▶ STATED EXERCISE
Only the lines from the one with "Transcribe this image's" to the end of the data below should be given again, exactly, with both ends included and pictures omitted.

▶ RAW DATA

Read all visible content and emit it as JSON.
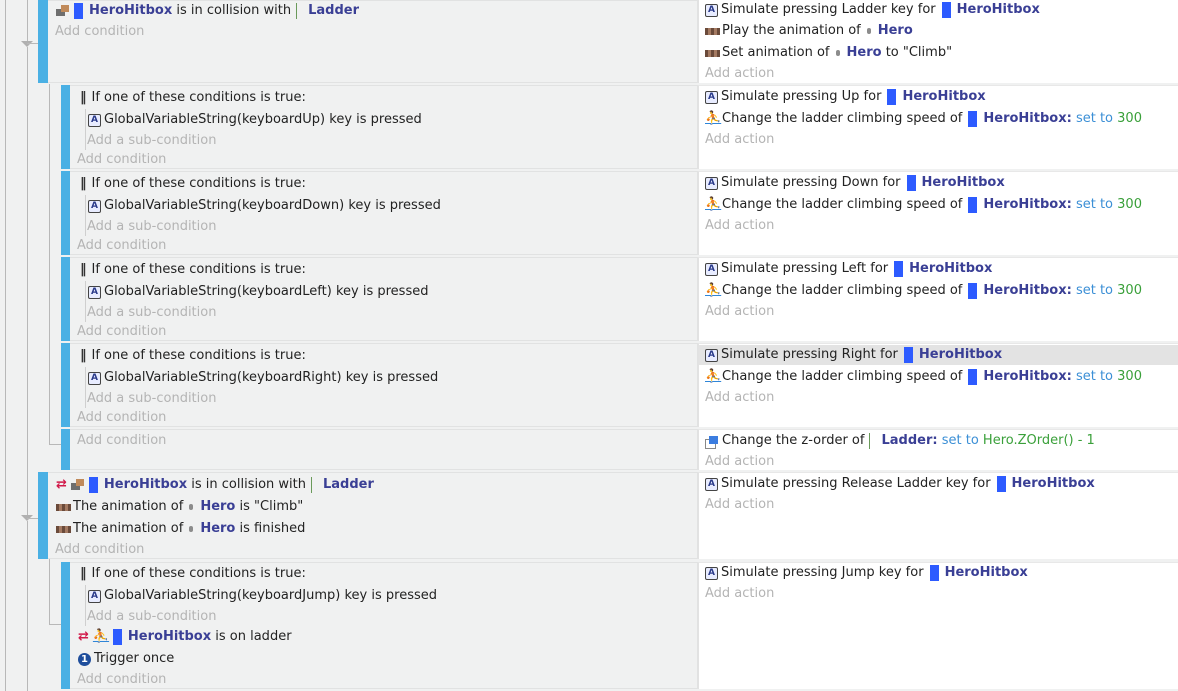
{
  "common": {
    "add_condition": "Add condition",
    "add_action": "Add action",
    "add_sub_condition": "Add a sub-condition",
    "or_header": "If one of these conditions is true:",
    "set_to": "set to",
    "key_is_pressed": "key is pressed"
  },
  "objects": {
    "hitbox": "HeroHitbox",
    "ladder": "Ladder",
    "hero": "Hero"
  },
  "colors": {
    "event_bar": "#4ab0e4",
    "object_name": "#3a3f95",
    "keyword": "#3b8fd6",
    "value": "#3aa03a",
    "invert": "#d11a4a",
    "object_swatch": "#2d5bff"
  },
  "events": [
    {
      "conditions": [
        {
          "icon": "collision-icon",
          "object": "HeroHitbox",
          "text": "is in collision with",
          "target": "Ladder"
        }
      ],
      "actions": [
        {
          "icon": "keyboard-a-icon",
          "prefix": "Simulate pressing Ladder key for",
          "object": "HeroHitbox"
        },
        {
          "icon": "animation-icon",
          "prefix": "Play the animation of",
          "object": "Hero"
        },
        {
          "icon": "animation-icon",
          "prefix": "Set animation of",
          "object": "Hero",
          "suffix": "to \"Climb\""
        }
      ]
    },
    {
      "sub": true,
      "or_condition": "GlobalVariableString(keyboardUp)",
      "actions": [
        {
          "prefix": "Simulate pressing Up for",
          "object": "HeroHitbox"
        },
        {
          "prefix": "Change the ladder climbing speed of",
          "object": "HeroHitbox",
          "op": "set to",
          "value": "300"
        }
      ]
    },
    {
      "sub": true,
      "or_condition": "GlobalVariableString(keyboardDown)",
      "actions": [
        {
          "prefix": "Simulate pressing Down for",
          "object": "HeroHitbox"
        },
        {
          "prefix": "Change the ladder climbing speed of",
          "object": "HeroHitbox",
          "op": "set to",
          "value": "300"
        }
      ]
    },
    {
      "sub": true,
      "or_condition": "GlobalVariableString(keyboardLeft)",
      "actions": [
        {
          "prefix": "Simulate pressing Left for",
          "object": "HeroHitbox"
        },
        {
          "prefix": "Change the ladder climbing speed of",
          "object": "HeroHitbox",
          "op": "set to",
          "value": "300"
        }
      ]
    },
    {
      "sub": true,
      "or_condition": "GlobalVariableString(keyboardRight)",
      "actions": [
        {
          "prefix": "Simulate pressing Right for",
          "object": "HeroHitbox",
          "highlighted": true
        },
        {
          "prefix": "Change the ladder climbing speed of",
          "object": "HeroHitbox",
          "op": "set to",
          "value": "300"
        }
      ]
    },
    {
      "sub": true,
      "actions": [
        {
          "prefix": "Change the z-order of",
          "object": "Ladder",
          "op": "set to",
          "value": "Hero.ZOrder() - 1"
        }
      ]
    },
    {
      "conditions": [
        {
          "inverted": true,
          "object": "HeroHitbox",
          "text": "is in collision with",
          "target": "Ladder"
        },
        {
          "prefix": "The animation of",
          "object": "Hero",
          "text": "is \"Climb\""
        },
        {
          "prefix": "The animation of",
          "object": "Hero",
          "text": "is finished"
        }
      ],
      "actions": [
        {
          "prefix": "Simulate pressing Release Ladder key for",
          "object": "HeroHitbox"
        }
      ]
    },
    {
      "sub": true,
      "or_condition": "GlobalVariableString(keyboardJump)",
      "conditions": [
        {
          "inverted": true,
          "object": "HeroHitbox",
          "text": "is on ladder"
        },
        {
          "text": "Trigger once"
        }
      ],
      "actions": [
        {
          "prefix": "Simulate pressing Jump key for",
          "object": "HeroHitbox"
        }
      ]
    }
  ]
}
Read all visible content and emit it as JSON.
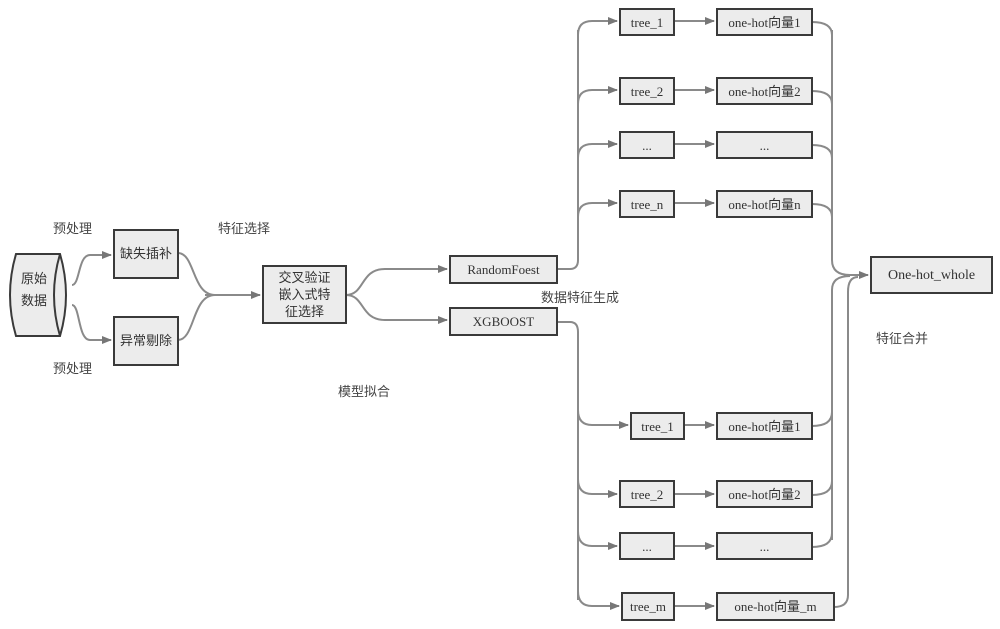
{
  "diagram": {
    "source": {
      "label_line1": "原始",
      "label_line2": "数据"
    },
    "preprocess": {
      "label_top": "预处理",
      "label_bottom": "预处理",
      "missing_fill": "缺失插补",
      "outlier_remove": "异常剔除"
    },
    "feature_selection": {
      "label": "特征选择",
      "box_line1": "交叉验证",
      "box_line2": "嵌入式特",
      "box_line3": "征选择"
    },
    "model_fit": {
      "label": "模型拟合",
      "random_forest": "RandomFoest",
      "xgboost": "XGBOOST"
    },
    "feature_gen": {
      "label": "数据特征生成"
    },
    "rf_branches": [
      {
        "tree": "tree_1",
        "vector": "one-hot向量1"
      },
      {
        "tree": "tree_2",
        "vector": "one-hot向量2"
      },
      {
        "tree": "...",
        "vector": "..."
      },
      {
        "tree": "tree_n",
        "vector": "one-hot向量n"
      }
    ],
    "xgb_branches": [
      {
        "tree": "tree_1",
        "vector": "one-hot向量1"
      },
      {
        "tree": "tree_2",
        "vector": "one-hot向量2"
      },
      {
        "tree": "...",
        "vector": "..."
      },
      {
        "tree": "tree_m",
        "vector": "one-hot向量_m"
      }
    ],
    "merge": {
      "label": "特征合并",
      "output": "One-hot_whole"
    }
  }
}
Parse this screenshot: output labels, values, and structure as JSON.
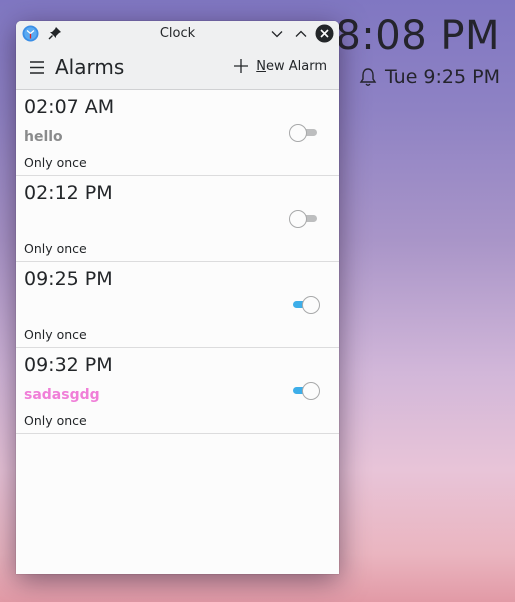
{
  "desktop_clock": {
    "time": "8:08 PM",
    "next_alarm": "Tue 9:25 PM",
    "alarm_icon": "bell-icon"
  },
  "window": {
    "title": "Clock",
    "icons": [
      "clock-app-icon",
      "pin-icon"
    ],
    "buttons": [
      "minimize",
      "maximize",
      "close"
    ]
  },
  "header": {
    "title": "Alarms",
    "menu_icon": "hamburger-icon",
    "new_alarm_mnemonic": "N",
    "new_alarm_rest": "ew Alarm"
  },
  "colors": {
    "accent": "#3daee9",
    "name_muted": "#8a8b8c",
    "name_pink": "#f07fd8"
  },
  "alarms": [
    {
      "time": "02:07 AM",
      "name": "hello",
      "repeat": "Only once",
      "enabled": false
    },
    {
      "time": "02:12 PM",
      "name": "",
      "repeat": "Only once",
      "enabled": false
    },
    {
      "time": "09:25 PM",
      "name": "",
      "repeat": "Only once",
      "enabled": true
    },
    {
      "time": "09:32 PM",
      "name": "sadasgdg",
      "repeat": "Only once",
      "enabled": true
    }
  ]
}
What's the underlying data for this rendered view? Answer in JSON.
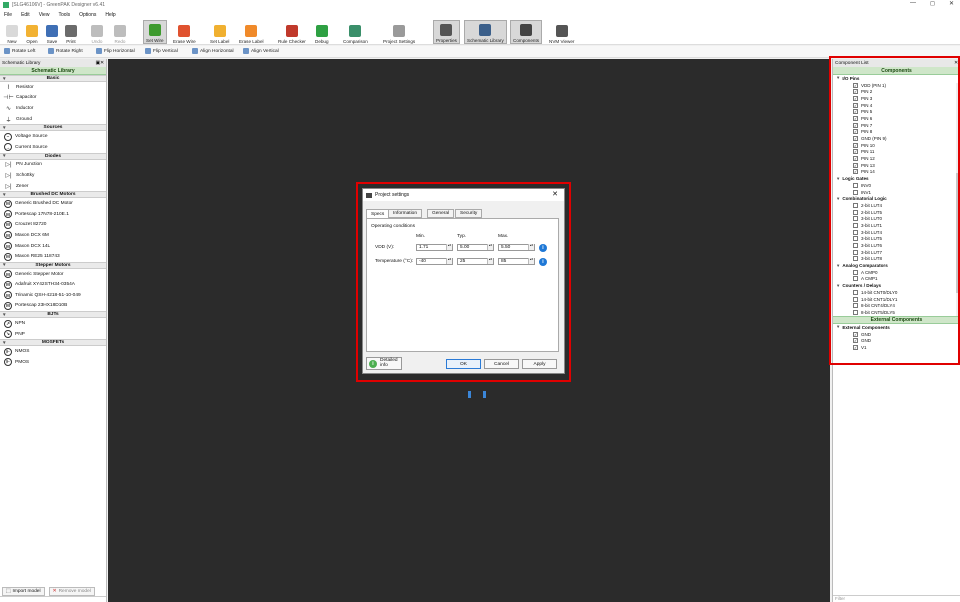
{
  "titlebar": {
    "title": "[SLG46106V] - GreenPAK Designer v6.41",
    "minimize": "—",
    "maximize": "◻",
    "close": "✕"
  },
  "menu": [
    "File",
    "Edit",
    "View",
    "Tools",
    "Options",
    "Help"
  ],
  "toolbar": [
    {
      "label": "New",
      "color": "#d9d9d9",
      "state": "normal"
    },
    {
      "label": "Open",
      "color": "#f2b233",
      "state": "normal"
    },
    {
      "label": "Save",
      "color": "#3f6fb5",
      "state": "normal"
    },
    {
      "label": "Print",
      "color": "#6b6b6b",
      "state": "normal"
    },
    {
      "label": "Undo",
      "color": "#bdbdbd",
      "state": "dim"
    },
    {
      "label": "Redo",
      "color": "#bdbdbd",
      "state": "dim"
    },
    {
      "label": "Set Wire",
      "color": "#3e9a2e",
      "state": "active"
    },
    {
      "label": "Erase Wire",
      "color": "#e0522f",
      "state": "normal"
    },
    {
      "label": "Set Label",
      "color": "#f0b030",
      "state": "normal"
    },
    {
      "label": "Erase Label",
      "color": "#f08a2a",
      "state": "normal"
    },
    {
      "label": "Rule Checker",
      "color": "#c0392b",
      "state": "normal"
    },
    {
      "label": "Debug",
      "color": "#2ea043",
      "state": "normal"
    },
    {
      "label": "Comparison",
      "color": "#3a8f6a",
      "state": "normal"
    },
    {
      "label": "Project Settings",
      "color": "#9a9a9a",
      "state": "normal"
    },
    {
      "label": "Properties",
      "color": "#555555",
      "state": "active"
    },
    {
      "label": "Schematic Library",
      "color": "#3b5f8a",
      "state": "active"
    },
    {
      "label": "Components",
      "color": "#444444",
      "state": "active"
    },
    {
      "label": "NVM Viewer",
      "color": "#555555",
      "state": "normal"
    }
  ],
  "toolbar2": [
    "Rotate Left",
    "Rotate Right",
    "Flip Horizontal",
    "Flip Vertical",
    "Align Horizontal",
    "Align Vertical"
  ],
  "library": {
    "panel_title": "Schematic Library",
    "header": "Schematic Library",
    "sections": [
      {
        "title": "Basic",
        "items": [
          {
            "label": "Resistor",
            "icon": "resistor-icon"
          },
          {
            "label": "Capacitor",
            "icon": "capacitor-icon"
          },
          {
            "label": "Inductor",
            "icon": "inductor-icon"
          },
          {
            "label": "Ground",
            "icon": "ground-icon"
          }
        ]
      },
      {
        "title": "Sources",
        "items": [
          {
            "label": "Voltage Source",
            "icon": "voltage-source-icon"
          },
          {
            "label": "Current Source",
            "icon": "current-source-icon"
          }
        ]
      },
      {
        "title": "Diodes",
        "items": [
          {
            "label": "PN Junction",
            "icon": "diode-icon"
          },
          {
            "label": "Schottky",
            "icon": "schottky-icon"
          },
          {
            "label": "Zener",
            "icon": "zener-icon"
          }
        ]
      },
      {
        "title": "Brushed DC Motors",
        "items": [
          {
            "label": "Generic Brushed DC Motor",
            "icon": "motor-icon"
          },
          {
            "label": "Portescap 17N78-210E.1",
            "icon": "motor-icon"
          },
          {
            "label": "Crouzet 82720",
            "icon": "motor-icon"
          },
          {
            "label": "Maxon DCX 6M",
            "icon": "motor-icon"
          },
          {
            "label": "Maxon DCX 14L",
            "icon": "motor-icon"
          },
          {
            "label": "Maxon RE25 118743",
            "icon": "motor-icon"
          }
        ]
      },
      {
        "title": "Stepper Motors",
        "items": [
          {
            "label": "Generic Stepper Motor",
            "icon": "motor-icon"
          },
          {
            "label": "Adafruit XY42STH34-0354A",
            "icon": "motor-icon"
          },
          {
            "label": "Trinamic QSH-4218-51-10-049",
            "icon": "motor-icon"
          },
          {
            "label": "Portescap 23HX18D10B",
            "icon": "motor-icon"
          }
        ]
      },
      {
        "title": "BJTs",
        "items": [
          {
            "label": "NPN",
            "icon": "npn-icon"
          },
          {
            "label": "PNP",
            "icon": "pnp-icon"
          }
        ]
      },
      {
        "title": "MOSFETs",
        "items": [
          {
            "label": "NMOS",
            "icon": "nmos-icon"
          },
          {
            "label": "PMOS",
            "icon": "pmos-icon"
          }
        ]
      }
    ],
    "import_button": "Import model",
    "remove_button": "Remove model"
  },
  "dialog": {
    "title": "Project settings",
    "tabs": [
      "Specs",
      "Information",
      "General",
      "Security"
    ],
    "selected_tab": "Specs",
    "group_label": "Operating conditions",
    "col_headers": [
      "Min.",
      "Typ.",
      "Max."
    ],
    "rows": [
      {
        "label": "VDD (V):",
        "min": "1.71",
        "typ": "5.00",
        "max": "5.50"
      },
      {
        "label": "Temperature (°C):",
        "min": "-40",
        "typ": "25",
        "max": "85"
      }
    ],
    "detailed_info": "Detailed info",
    "ok": "OK",
    "cancel": "Cancel",
    "apply": "Apply"
  },
  "components": {
    "panel_title": "Component List",
    "header": "Components",
    "groups": [
      {
        "title": "I/O Pins",
        "items": [
          {
            "label": "VDD (PIN 1)",
            "checked": true
          },
          {
            "label": "PIN 2",
            "checked": true
          },
          {
            "label": "PIN 3",
            "checked": true
          },
          {
            "label": "PIN 4",
            "checked": true
          },
          {
            "label": "PIN 5",
            "checked": true
          },
          {
            "label": "PIN 6",
            "checked": true
          },
          {
            "label": "PIN 7",
            "checked": true
          },
          {
            "label": "PIN 8",
            "checked": true
          },
          {
            "label": "GND (PIN 9)",
            "checked": true
          },
          {
            "label": "PIN 10",
            "checked": true
          },
          {
            "label": "PIN 11",
            "checked": true
          },
          {
            "label": "PIN 12",
            "checked": true
          },
          {
            "label": "PIN 13",
            "checked": true
          },
          {
            "label": "PIN 14",
            "checked": true
          }
        ]
      },
      {
        "title": "Logic Gates",
        "items": [
          {
            "label": "INV0",
            "checked": false
          },
          {
            "label": "INV1",
            "checked": false
          }
        ]
      },
      {
        "title": "Combinatorial Logic",
        "items": [
          {
            "label": "2-bit LUT4",
            "checked": false
          },
          {
            "label": "2-bit LUT5",
            "checked": false
          },
          {
            "label": "3-bit LUT0",
            "checked": false
          },
          {
            "label": "3-bit LUT1",
            "checked": false
          },
          {
            "label": "3-bit LUT4",
            "checked": false
          },
          {
            "label": "3-bit LUT5",
            "checked": false
          },
          {
            "label": "3-bit LUT6",
            "checked": false
          },
          {
            "label": "3-bit LUT7",
            "checked": false
          },
          {
            "label": "3-bit LUT8",
            "checked": false
          }
        ]
      },
      {
        "title": "Analog Comparators",
        "items": [
          {
            "label": "A CMP0",
            "checked": false
          },
          {
            "label": "A CMP1",
            "checked": false
          }
        ]
      },
      {
        "title": "Counters / Delays",
        "items": [
          {
            "label": "14-bit CNT0/DLY0",
            "checked": false
          },
          {
            "label": "14-bit CNT1/DLY1",
            "checked": false
          },
          {
            "label": "8-bit CNT4/DLY4",
            "checked": false
          },
          {
            "label": "8-bit CNT5/DLY5",
            "checked": false
          },
          {
            "label": "8-bit CNT6/DLY6",
            "checked": false
          }
        ]
      }
    ],
    "external_header": "External Components",
    "external_group": "External Components",
    "external_items": [
      {
        "label": "GND",
        "checked": true
      },
      {
        "label": "GND",
        "checked": true
      },
      {
        "label": "V1",
        "checked": true
      }
    ],
    "filter_placeholder": "Filter"
  },
  "colors": {
    "highlight": "#e00000",
    "canvas": "#2b2b2b",
    "library_green": "#cfe6c9",
    "info_blue": "#1e78d6"
  }
}
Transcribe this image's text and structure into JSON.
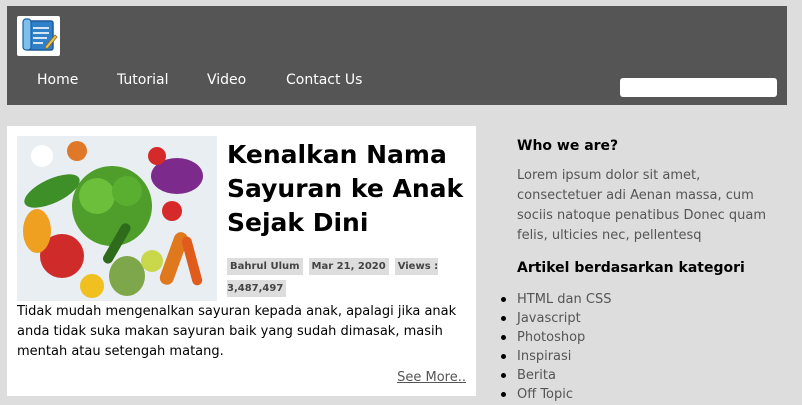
{
  "nav": [
    "Home",
    "Tutorial",
    "Video",
    "Contact Us"
  ],
  "search": {
    "placeholder": ""
  },
  "article": {
    "title": "Kenalkan Nama Sayuran ke Anak Sejak Dini",
    "author": "Bahrul Ulum",
    "date": "Mar 21, 2020",
    "views": "Views : 3,487,497",
    "excerpt": "Tidak mudah mengenalkan sayuran kepada anak, apalagi jika anak anda tidak suka makan sayuran baik yang sudah dimasak, masih mentah atau setengah matang.",
    "see_more": "See More.."
  },
  "sidebar": {
    "about_title": "Who we are?",
    "about_text": "Lorem ipsum dolor sit amet, consectetuer adi Aenan massa, cum sociis natoque penatibus Donec quam felis, ulticies nec, pellentesq",
    "categories_title": "Artikel berdasarkan kategori",
    "categories": [
      "HTML dan CSS",
      "Javascript",
      "Photoshop",
      "Inspirasi",
      "Berita",
      "Off Topic"
    ]
  },
  "icons": {
    "logo": "notepad-quill-icon"
  },
  "colors": {
    "header": "#555555",
    "page": "#dddddd",
    "card": "#ffffff"
  }
}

▶ WORKED ANSWER
Transcribe this image's text and structure into JSON.
{
  "nav": [
    "Home",
    "Tutorial",
    "Video",
    "Contact Us"
  ],
  "search": {
    "placeholder": ""
  },
  "article": {
    "title": "Kenalkan Nama Sayuran ke Anak Sejak Dini",
    "author": "Bahrul Ulum",
    "date": "Mar 21, 2020",
    "views": "Views : 3,487,497",
    "excerpt": "Tidak mudah mengenalkan sayuran kepada anak, apalagi jika anak anda tidak suka makan sayuran baik yang sudah dimasak, masih mentah atau setengah matang.",
    "see_more": "See More.."
  },
  "sidebar": {
    "about_title": "Who we are?",
    "about_text": "Lorem ipsum dolor sit amet, consectetuer adi Aenan massa, cum sociis natoque penatibus Donec quam felis, ulticies nec, pellentesq",
    "categories_title": "Artikel berdasarkan kategori",
    "categories": [
      "HTML dan CSS",
      "Javascript",
      "Photoshop",
      "Inspirasi",
      "Berita",
      "Off Topic"
    ]
  },
  "icons": {
    "logo": "notepad-quill-icon"
  },
  "colors": {
    "header": "#555555",
    "page": "#dddddd",
    "card": "#ffffff"
  }
}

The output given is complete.